■ **Short task**:
Report only how many lines hold the word "будет".

■ **Material provided**:

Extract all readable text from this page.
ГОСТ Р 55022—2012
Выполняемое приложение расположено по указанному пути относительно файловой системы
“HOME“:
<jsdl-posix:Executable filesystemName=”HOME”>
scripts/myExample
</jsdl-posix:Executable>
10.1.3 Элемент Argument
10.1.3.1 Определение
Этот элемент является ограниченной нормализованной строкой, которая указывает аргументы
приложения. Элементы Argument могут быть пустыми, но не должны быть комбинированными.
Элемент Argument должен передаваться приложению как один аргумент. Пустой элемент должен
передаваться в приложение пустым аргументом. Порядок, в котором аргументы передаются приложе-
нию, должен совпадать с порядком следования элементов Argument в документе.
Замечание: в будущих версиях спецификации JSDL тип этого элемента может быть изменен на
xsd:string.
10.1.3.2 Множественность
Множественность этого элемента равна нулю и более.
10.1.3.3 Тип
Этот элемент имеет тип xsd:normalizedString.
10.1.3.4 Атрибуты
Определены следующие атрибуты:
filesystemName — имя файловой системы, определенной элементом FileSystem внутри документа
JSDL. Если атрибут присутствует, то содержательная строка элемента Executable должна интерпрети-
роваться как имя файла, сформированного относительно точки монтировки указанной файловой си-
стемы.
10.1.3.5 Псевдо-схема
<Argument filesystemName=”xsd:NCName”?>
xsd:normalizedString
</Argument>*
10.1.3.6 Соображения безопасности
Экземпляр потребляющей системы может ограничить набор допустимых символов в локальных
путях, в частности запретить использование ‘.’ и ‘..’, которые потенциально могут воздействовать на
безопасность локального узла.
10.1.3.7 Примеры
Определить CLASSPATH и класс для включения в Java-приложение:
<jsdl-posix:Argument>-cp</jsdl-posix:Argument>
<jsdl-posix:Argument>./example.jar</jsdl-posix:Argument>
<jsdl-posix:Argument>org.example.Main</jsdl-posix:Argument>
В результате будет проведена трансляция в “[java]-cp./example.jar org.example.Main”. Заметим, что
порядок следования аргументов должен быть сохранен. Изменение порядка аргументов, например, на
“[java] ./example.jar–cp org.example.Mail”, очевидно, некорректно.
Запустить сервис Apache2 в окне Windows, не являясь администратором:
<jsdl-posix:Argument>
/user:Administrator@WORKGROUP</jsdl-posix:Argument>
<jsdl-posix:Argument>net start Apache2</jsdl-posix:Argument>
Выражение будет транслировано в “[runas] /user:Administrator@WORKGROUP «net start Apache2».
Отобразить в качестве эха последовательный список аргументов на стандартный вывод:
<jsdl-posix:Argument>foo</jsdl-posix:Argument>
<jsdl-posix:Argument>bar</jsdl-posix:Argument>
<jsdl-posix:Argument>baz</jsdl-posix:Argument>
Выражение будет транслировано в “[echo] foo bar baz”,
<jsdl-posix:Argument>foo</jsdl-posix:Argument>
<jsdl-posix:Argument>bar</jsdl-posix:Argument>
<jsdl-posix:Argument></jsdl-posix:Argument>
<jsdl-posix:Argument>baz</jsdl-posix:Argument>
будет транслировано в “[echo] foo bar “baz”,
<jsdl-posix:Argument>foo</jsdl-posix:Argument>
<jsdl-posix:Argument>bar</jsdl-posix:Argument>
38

■ **Output for this task**:
4